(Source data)
□ □ □ □ □

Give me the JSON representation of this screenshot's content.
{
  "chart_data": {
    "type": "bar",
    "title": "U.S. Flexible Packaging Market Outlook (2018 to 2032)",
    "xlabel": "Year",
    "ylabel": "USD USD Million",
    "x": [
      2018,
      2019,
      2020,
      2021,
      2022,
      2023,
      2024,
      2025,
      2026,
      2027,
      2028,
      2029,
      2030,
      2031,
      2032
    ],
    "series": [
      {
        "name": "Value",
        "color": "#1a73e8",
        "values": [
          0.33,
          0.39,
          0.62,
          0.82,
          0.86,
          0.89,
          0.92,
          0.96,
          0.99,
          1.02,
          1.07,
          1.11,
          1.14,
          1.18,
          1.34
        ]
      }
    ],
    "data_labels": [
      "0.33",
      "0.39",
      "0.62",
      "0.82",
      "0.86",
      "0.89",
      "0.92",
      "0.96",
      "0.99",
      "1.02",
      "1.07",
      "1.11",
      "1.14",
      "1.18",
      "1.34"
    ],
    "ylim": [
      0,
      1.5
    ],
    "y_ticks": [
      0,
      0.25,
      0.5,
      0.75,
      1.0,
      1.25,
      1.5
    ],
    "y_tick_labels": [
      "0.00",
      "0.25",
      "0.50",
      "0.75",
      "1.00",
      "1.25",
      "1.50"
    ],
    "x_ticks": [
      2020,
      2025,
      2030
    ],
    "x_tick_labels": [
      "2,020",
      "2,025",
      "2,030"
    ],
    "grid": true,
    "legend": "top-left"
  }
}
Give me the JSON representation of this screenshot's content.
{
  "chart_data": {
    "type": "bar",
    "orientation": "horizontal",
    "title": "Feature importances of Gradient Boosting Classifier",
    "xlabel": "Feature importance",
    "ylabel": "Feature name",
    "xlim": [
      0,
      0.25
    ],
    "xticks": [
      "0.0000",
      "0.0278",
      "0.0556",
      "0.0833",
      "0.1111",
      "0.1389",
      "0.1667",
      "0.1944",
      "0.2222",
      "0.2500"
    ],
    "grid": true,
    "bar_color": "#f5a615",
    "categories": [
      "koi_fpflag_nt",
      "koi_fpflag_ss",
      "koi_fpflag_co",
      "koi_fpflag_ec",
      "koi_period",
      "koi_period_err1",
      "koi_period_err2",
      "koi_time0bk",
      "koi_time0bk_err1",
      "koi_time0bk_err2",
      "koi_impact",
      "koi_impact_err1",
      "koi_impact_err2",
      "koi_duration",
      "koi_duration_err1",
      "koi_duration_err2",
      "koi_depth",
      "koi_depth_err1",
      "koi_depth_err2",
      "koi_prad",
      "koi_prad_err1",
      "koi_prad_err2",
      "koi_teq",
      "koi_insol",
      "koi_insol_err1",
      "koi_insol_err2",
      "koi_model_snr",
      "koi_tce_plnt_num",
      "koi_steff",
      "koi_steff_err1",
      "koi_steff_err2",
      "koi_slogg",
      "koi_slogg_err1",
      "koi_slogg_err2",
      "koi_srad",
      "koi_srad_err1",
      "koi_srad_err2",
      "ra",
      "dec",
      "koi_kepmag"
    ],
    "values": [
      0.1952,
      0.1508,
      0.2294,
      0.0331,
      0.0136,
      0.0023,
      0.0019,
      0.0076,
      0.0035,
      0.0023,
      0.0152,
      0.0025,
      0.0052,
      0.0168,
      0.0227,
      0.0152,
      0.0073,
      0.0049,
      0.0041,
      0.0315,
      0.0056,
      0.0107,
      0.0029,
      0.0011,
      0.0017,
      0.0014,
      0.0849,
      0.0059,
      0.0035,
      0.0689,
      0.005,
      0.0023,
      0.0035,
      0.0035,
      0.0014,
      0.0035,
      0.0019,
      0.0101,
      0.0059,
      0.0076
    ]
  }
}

□ □ □ □ □

**BRIEF:**
Pull out every line of the records above that contains the word "title".

**EXERCISE OUTPUT:**
    "title": "U.S. Flexible Packaging Market Outlook (2018 to 2032)",
    "title": "Feature importances of Gradient Boosting Classifier",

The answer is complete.